» **Records that describe figures**
┌──
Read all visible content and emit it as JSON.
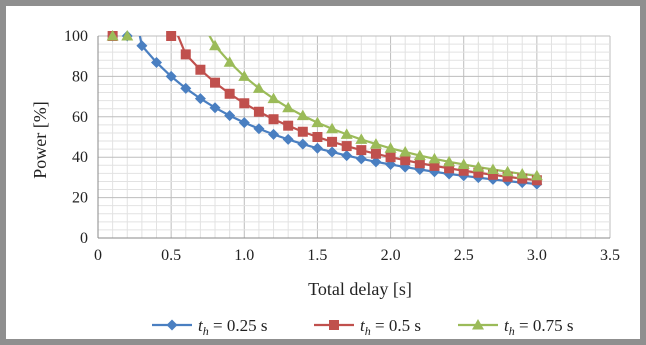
{
  "chart_data": {
    "type": "line",
    "xlabel": "Total delay [s]",
    "ylabel": "Power [%]",
    "xlim": [
      0,
      3.5
    ],
    "ylim": [
      0,
      100
    ],
    "xticks": [
      "0",
      "0.5",
      "1.0",
      "1.5",
      "2.0",
      "2.5",
      "3.0",
      "3.5"
    ],
    "yticks": [
      "0",
      "20",
      "40",
      "60",
      "80",
      "100"
    ],
    "grid": true,
    "legend_position": "bottom",
    "series": [
      {
        "name_prefix": "t",
        "name_sub": "h",
        "name_suffix": " = 0.25 s",
        "color": "#4a7fc1",
        "marker": "diamond",
        "x": [
          0.1,
          0.2,
          0.3,
          0.4,
          0.5,
          0.6,
          0.7,
          0.8,
          0.9,
          1.0,
          1.1,
          1.2,
          1.3,
          1.4,
          1.5,
          1.6,
          1.7,
          1.8,
          1.9,
          2.0,
          2.1,
          2.2,
          2.3,
          2.4,
          2.5,
          2.6,
          2.7,
          2.8,
          2.9,
          3.0
        ],
        "y": [
          100,
          100,
          95.2,
          86.9,
          80.0,
          74.1,
          69.0,
          64.5,
          60.6,
          57.1,
          54.1,
          51.3,
          48.8,
          46.5,
          44.4,
          42.6,
          40.8,
          39.2,
          37.7,
          36.4,
          35.1,
          33.9,
          32.8,
          31.7,
          30.8,
          29.9,
          29.0,
          28.2,
          27.4,
          26.7
        ]
      },
      {
        "name_prefix": "t",
        "name_sub": "h",
        "name_suffix": " = 0.5 s",
        "color": "#c0504d",
        "marker": "square",
        "x": [
          0.1,
          0.5,
          0.6,
          0.7,
          0.8,
          0.9,
          1.0,
          1.1,
          1.2,
          1.3,
          1.4,
          1.5,
          1.6,
          1.7,
          1.8,
          1.9,
          2.0,
          2.1,
          2.2,
          2.3,
          2.4,
          2.5,
          2.6,
          2.7,
          2.8,
          2.9,
          3.0
        ],
        "y": [
          100,
          100,
          90.9,
          83.3,
          76.9,
          71.4,
          66.7,
          62.5,
          58.8,
          55.6,
          52.6,
          50.0,
          47.6,
          45.5,
          43.5,
          41.7,
          40.0,
          38.5,
          37.0,
          35.7,
          34.5,
          33.3,
          32.3,
          31.3,
          30.3,
          29.4,
          28.6
        ]
      },
      {
        "name_prefix": "t",
        "name_sub": "h",
        "name_suffix": " = 0.75 s",
        "color": "#9bbb59",
        "marker": "triangle",
        "x": [
          0.1,
          0.2,
          0.8,
          0.9,
          1.0,
          1.1,
          1.2,
          1.3,
          1.4,
          1.5,
          1.6,
          1.7,
          1.8,
          1.9,
          2.0,
          2.1,
          2.2,
          2.3,
          2.4,
          2.5,
          2.6,
          2.7,
          2.8,
          2.9,
          3.0
        ],
        "y": [
          100,
          100,
          95.2,
          87.0,
          80.0,
          74.1,
          69.0,
          64.5,
          60.6,
          57.1,
          54.1,
          51.3,
          48.8,
          46.5,
          44.4,
          42.6,
          40.8,
          39.2,
          37.7,
          36.4,
          35.1,
          33.9,
          32.8,
          31.7,
          30.8
        ]
      }
    ]
  }
}
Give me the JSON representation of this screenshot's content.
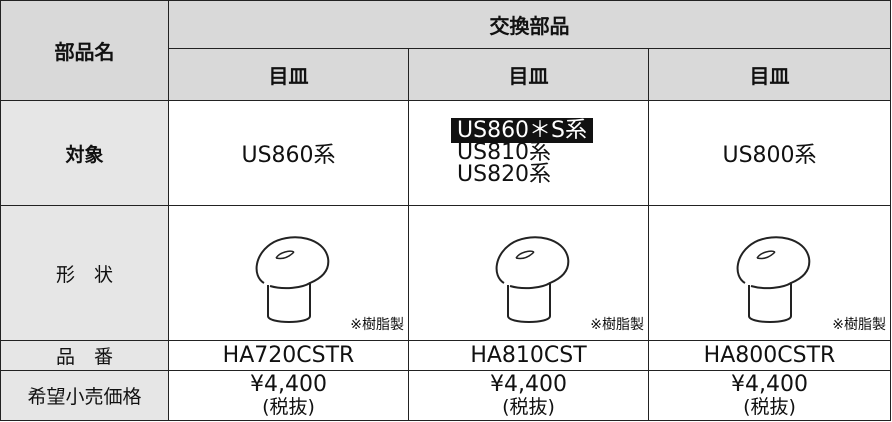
{
  "header": {
    "part_name": "部品名",
    "group": "交換部品",
    "columns": [
      "目皿",
      "目皿",
      "目皿"
    ]
  },
  "rows": {
    "target": {
      "label": "対象",
      "cells": [
        "US860系",
        [
          "US860＊S系",
          "US810系",
          "US820系"
        ],
        "US800系"
      ]
    },
    "shape": {
      "label": "形　状",
      "notes": [
        "※樹脂製",
        "※樹脂製",
        "※樹脂製"
      ]
    },
    "part_number": {
      "label": "品　番",
      "cells": [
        "HA720CSTR",
        "HA810CST",
        "HA800CSTR"
      ]
    },
    "price": {
      "label": "希望小売価格",
      "cells": [
        {
          "amount": "¥4,400",
          "note": "(税抜)"
        },
        {
          "amount": "¥4,400",
          "note": "(税抜)"
        },
        {
          "amount": "¥4,400",
          "note": "(税抜)"
        }
      ]
    }
  }
}
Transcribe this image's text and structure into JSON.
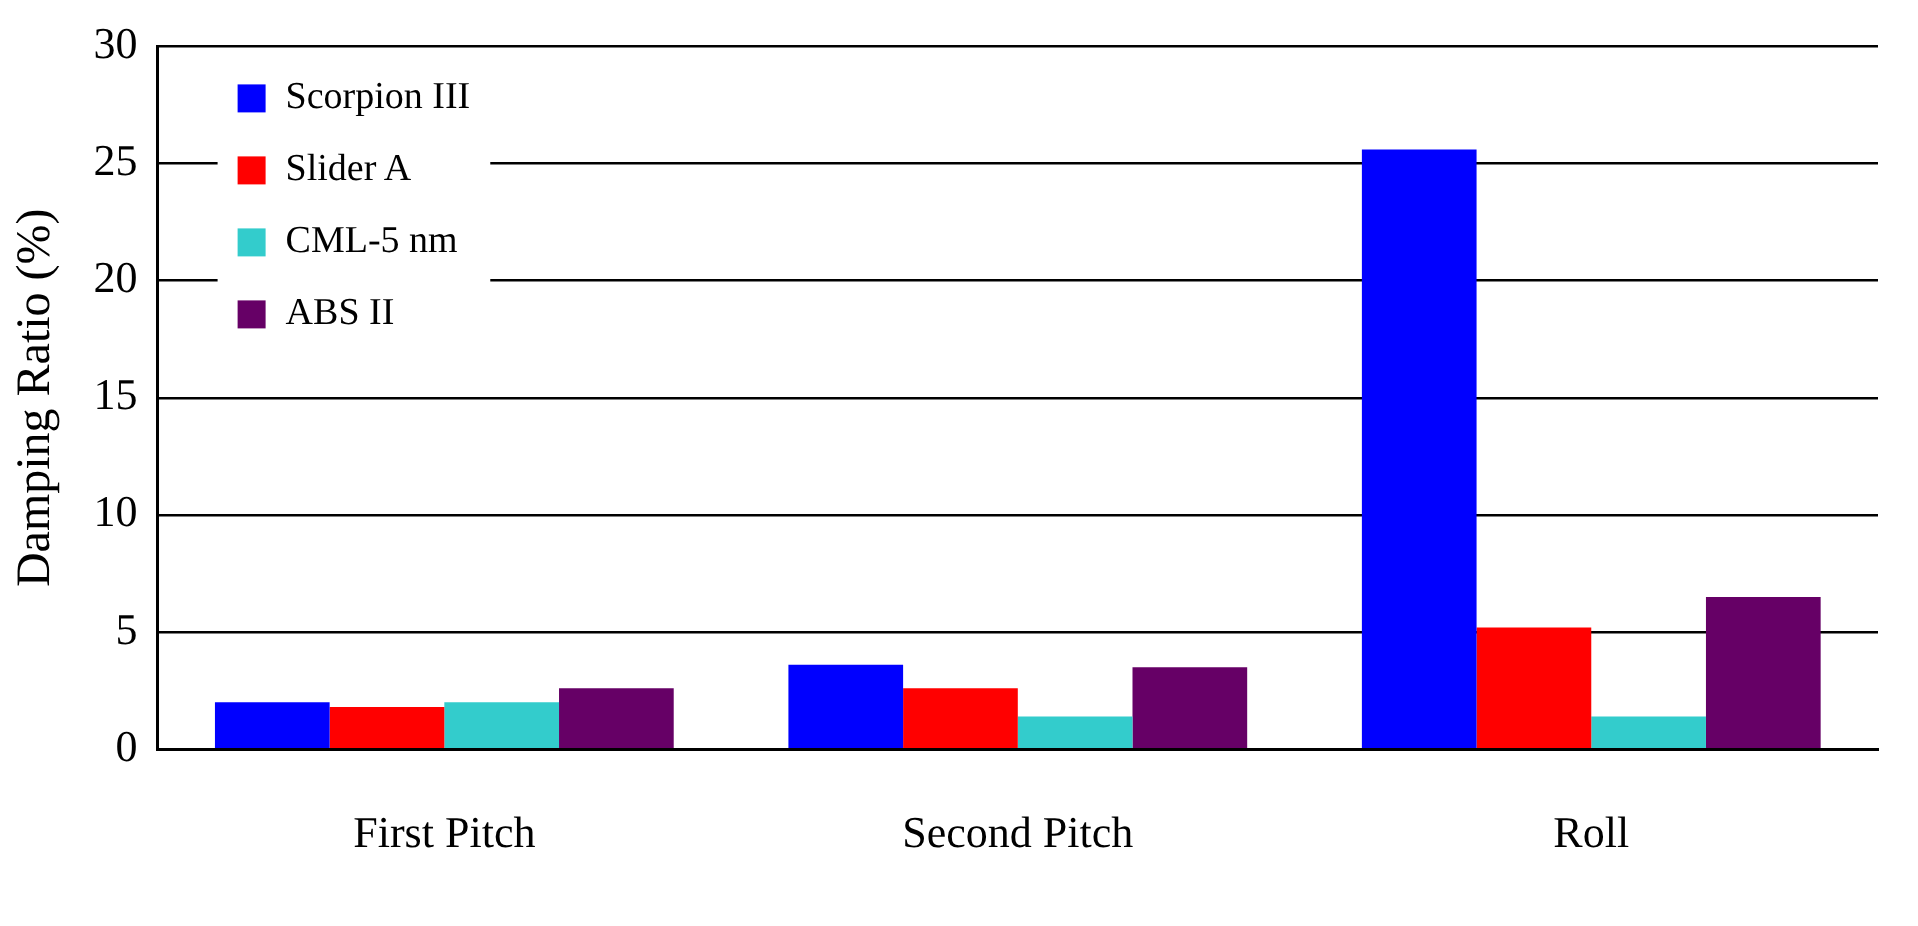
{
  "chart_data": {
    "type": "bar",
    "ylabel": "Damping Ratio (%)",
    "categories": [
      "First Pitch",
      "Second Pitch",
      "Roll"
    ],
    "series": [
      {
        "name": "Scorpion III",
        "color": "#0000ff",
        "values": [
          2.0,
          3.6,
          25.6
        ]
      },
      {
        "name": "Slider A",
        "color": "#ff0000",
        "values": [
          1.8,
          2.6,
          5.2
        ]
      },
      {
        "name": "CML-5 nm",
        "color": "#33cccc",
        "values": [
          2.0,
          1.4,
          1.4
        ]
      },
      {
        "name": "ABS II",
        "color": "#660066",
        "values": [
          2.6,
          3.5,
          6.5
        ]
      }
    ],
    "ylim": [
      0,
      30
    ],
    "yticks": [
      0,
      5,
      10,
      15,
      20,
      25,
      30
    ],
    "grid": "y",
    "legend": "top left"
  }
}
└──
» **TASK DETAILS**
Pick out the lines containing the string "color" and show them.

» **WRITTEN SOLUTION**
        "color": "#4a7fc1",
        "color": "#c0504d",
        "color": "#9bbb59",
        "color": "#0000ff",
        "color": "#ff0000",
        "color": "#33cccc",
        "color": "#660066",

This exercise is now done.